_YOUR TASK:_ Write down each entry again, exactly as it reads.

::: SUPPLIED INFORMATION :::

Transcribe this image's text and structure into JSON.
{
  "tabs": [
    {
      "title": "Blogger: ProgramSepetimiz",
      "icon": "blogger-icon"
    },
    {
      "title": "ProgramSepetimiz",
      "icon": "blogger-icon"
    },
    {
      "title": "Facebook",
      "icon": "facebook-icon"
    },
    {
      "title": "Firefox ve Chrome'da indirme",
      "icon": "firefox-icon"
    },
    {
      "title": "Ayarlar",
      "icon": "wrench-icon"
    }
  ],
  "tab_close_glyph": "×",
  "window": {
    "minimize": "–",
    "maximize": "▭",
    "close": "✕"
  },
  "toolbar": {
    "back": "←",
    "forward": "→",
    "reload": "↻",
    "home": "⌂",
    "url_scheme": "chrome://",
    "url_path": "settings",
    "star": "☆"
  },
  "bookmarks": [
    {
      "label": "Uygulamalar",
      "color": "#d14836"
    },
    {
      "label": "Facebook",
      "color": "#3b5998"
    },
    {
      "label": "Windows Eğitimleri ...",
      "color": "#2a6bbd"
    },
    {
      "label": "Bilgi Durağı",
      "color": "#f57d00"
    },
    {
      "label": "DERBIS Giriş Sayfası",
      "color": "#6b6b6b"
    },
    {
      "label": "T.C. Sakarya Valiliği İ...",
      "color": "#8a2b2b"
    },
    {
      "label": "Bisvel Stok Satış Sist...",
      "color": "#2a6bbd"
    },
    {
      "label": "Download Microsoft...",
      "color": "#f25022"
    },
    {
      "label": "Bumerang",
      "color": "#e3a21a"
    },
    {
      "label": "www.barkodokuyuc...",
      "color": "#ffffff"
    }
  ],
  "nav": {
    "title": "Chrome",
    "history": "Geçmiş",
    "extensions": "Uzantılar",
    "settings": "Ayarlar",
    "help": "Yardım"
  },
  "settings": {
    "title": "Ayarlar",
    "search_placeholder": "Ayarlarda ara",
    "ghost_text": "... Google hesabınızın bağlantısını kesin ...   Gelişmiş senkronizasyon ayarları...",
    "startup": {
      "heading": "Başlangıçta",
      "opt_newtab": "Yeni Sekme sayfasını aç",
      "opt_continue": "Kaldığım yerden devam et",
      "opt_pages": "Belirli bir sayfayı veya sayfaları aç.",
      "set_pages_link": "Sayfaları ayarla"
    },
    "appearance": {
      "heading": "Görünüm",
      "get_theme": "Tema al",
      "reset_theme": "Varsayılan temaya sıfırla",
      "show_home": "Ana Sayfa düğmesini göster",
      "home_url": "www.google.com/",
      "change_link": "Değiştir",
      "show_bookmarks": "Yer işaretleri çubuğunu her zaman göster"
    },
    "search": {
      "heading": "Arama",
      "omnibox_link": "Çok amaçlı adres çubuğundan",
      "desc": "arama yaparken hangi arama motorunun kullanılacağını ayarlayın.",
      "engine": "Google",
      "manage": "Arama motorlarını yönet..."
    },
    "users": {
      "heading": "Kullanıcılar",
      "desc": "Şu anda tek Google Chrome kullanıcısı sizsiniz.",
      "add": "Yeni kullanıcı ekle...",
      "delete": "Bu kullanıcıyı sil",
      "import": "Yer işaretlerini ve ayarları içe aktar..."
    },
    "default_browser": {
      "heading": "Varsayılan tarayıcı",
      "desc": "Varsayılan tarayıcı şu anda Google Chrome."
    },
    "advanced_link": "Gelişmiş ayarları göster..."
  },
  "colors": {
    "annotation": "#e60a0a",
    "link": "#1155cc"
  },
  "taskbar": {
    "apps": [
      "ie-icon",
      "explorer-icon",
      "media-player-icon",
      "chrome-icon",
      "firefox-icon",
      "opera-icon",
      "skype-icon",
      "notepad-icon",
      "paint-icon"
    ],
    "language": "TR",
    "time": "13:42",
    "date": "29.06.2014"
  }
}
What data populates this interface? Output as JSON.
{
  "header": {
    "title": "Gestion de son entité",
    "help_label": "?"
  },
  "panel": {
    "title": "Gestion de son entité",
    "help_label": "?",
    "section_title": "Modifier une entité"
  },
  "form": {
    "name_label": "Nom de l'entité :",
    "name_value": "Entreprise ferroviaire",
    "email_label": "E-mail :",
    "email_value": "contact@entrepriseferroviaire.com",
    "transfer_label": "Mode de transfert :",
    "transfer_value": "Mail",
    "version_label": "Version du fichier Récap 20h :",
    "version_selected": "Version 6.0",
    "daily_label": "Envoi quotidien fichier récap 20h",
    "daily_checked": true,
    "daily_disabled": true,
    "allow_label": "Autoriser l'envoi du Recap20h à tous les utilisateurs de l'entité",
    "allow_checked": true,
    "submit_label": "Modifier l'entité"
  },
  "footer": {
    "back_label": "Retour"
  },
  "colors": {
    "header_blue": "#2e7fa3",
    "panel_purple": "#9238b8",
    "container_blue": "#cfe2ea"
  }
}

:::

_FINAL ANSWER:_
Transcribe this image's text and structure into JSON.
{
  "tabs": [
    {
      "title": "Blogger: ProgramSepetimiz",
      "icon": "blogger-icon"
    },
    {
      "title": "ProgramSepetimiz",
      "icon": "blogger-icon"
    },
    {
      "title": "Facebook",
      "icon": "facebook-icon"
    },
    {
      "title": "Firefox ve Chrome'da indirme",
      "icon": "firefox-icon"
    },
    {
      "title": "Ayarlar",
      "icon": "wrench-icon"
    }
  ],
  "tab_close_glyph": "×",
  "window": {
    "minimize": "–",
    "maximize": "▭",
    "close": "✕"
  },
  "toolbar": {
    "back": "←",
    "forward": "→",
    "reload": "↻",
    "home": "⌂",
    "url_scheme": "chrome://",
    "url_path": "settings",
    "star": "☆"
  },
  "bookmarks": [
    {
      "label": "Uygulamalar",
      "color": "#d14836"
    },
    {
      "label": "Facebook",
      "color": "#3b5998"
    },
    {
      "label": "Windows Eğitimleri ...",
      "color": "#2a6bbd"
    },
    {
      "label": "Bilgi Durağı",
      "color": "#f57d00"
    },
    {
      "label": "DERBIS Giriş Sayfası",
      "color": "#6b6b6b"
    },
    {
      "label": "T.C. Sakarya Valiliği İ...",
      "color": "#8a2b2b"
    },
    {
      "label": "Bisvel Stok Satış Sist...",
      "color": "#2a6bbd"
    },
    {
      "label": "Download Microsoft...",
      "color": "#f25022"
    },
    {
      "label": "Bumerang",
      "color": "#e3a21a"
    },
    {
      "label": "www.barkodokuyuc...",
      "color": "#ffffff"
    }
  ],
  "nav": {
    "title": "Chrome",
    "history": "Geçmiş",
    "extensions": "Uzantılar",
    "settings": "Ayarlar",
    "help": "Yardım"
  },
  "settings": {
    "title": "Ayarlar",
    "search_placeholder": "Ayarlarda ara",
    "ghost_text": "... Google hesabınızın bağlantısını kesin ...   Gelişmiş senkronizasyon ayarları...",
    "startup": {
      "heading": "Başlangıçta",
      "opt_newtab": "Yeni Sekme sayfasını aç",
      "opt_continue": "Kaldığım yerden devam et",
      "opt_pages": "Belirli bir sayfayı veya sayfaları aç.",
      "set_pages_link": "Sayfaları ayarla"
    },
    "appearance": {
      "heading": "Görünüm",
      "get_theme": "Tema al",
      "reset_theme": "Varsayılan temaya sıfırla",
      "show_home": "Ana Sayfa düğmesini göster",
      "home_url": "www.google.com/",
      "change_link": "Değiştir",
      "show_bookmarks": "Yer işaretleri çubuğunu her zaman göster"
    },
    "search": {
      "heading": "Arama",
      "omnibox_link": "Çok amaçlı adres çubuğundan",
      "desc": "arama yaparken hangi arama motorunun kullanılacağını ayarlayın.",
      "engine": "Google",
      "manage": "Arama motorlarını yönet..."
    },
    "users": {
      "heading": "Kullanıcılar",
      "desc": "Şu anda tek Google Chrome kullanıcısı sizsiniz.",
      "add": "Yeni kullanıcı ekle...",
      "delete": "Bu kullanıcıyı sil",
      "import": "Yer işaretlerini ve ayarları içe aktar..."
    },
    "default_browser": {
      "heading": "Varsayılan tarayıcı",
      "desc": "Varsayılan tarayıcı şu anda Google Chrome."
    },
    "advanced_link": "Gelişmiş ayarları göster..."
  },
  "colors": {
    "annotation": "#e60a0a",
    "link": "#1155cc"
  },
  "taskbar": {
    "apps": [
      "ie-icon",
      "explorer-icon",
      "media-player-icon",
      "chrome-icon",
      "firefox-icon",
      "opera-icon",
      "skype-icon",
      "notepad-icon",
      "paint-icon"
    ],
    "language": "TR",
    "time": "13:42",
    "date": "29.06.2014"
  }
}
What data populates this interface? Output as JSON.
{
  "header": {
    "title": "Gestion de son entité",
    "help_label": "?"
  },
  "panel": {
    "title": "Gestion de son entité",
    "help_label": "?",
    "section_title": "Modifier une entité"
  },
  "form": {
    "name_label": "Nom de l'entité :",
    "name_value": "Entreprise ferroviaire",
    "email_label": "E-mail :",
    "email_value": "contact@entrepriseferroviaire.com",
    "transfer_label": "Mode de transfert :",
    "transfer_value": "Mail",
    "version_label": "Version du fichier Récap 20h :",
    "version_selected": "Version 6.0",
    "daily_label": "Envoi quotidien fichier récap 20h",
    "daily_checked": true,
    "daily_disabled": true,
    "allow_label": "Autoriser l'envoi du Recap20h à tous les utilisateurs de l'entité",
    "allow_checked": true,
    "submit_label": "Modifier l'entité"
  },
  "footer": {
    "back_label": "Retour"
  },
  "colors": {
    "header_blue": "#2e7fa3",
    "panel_purple": "#9238b8",
    "container_blue": "#cfe2ea"
  }
}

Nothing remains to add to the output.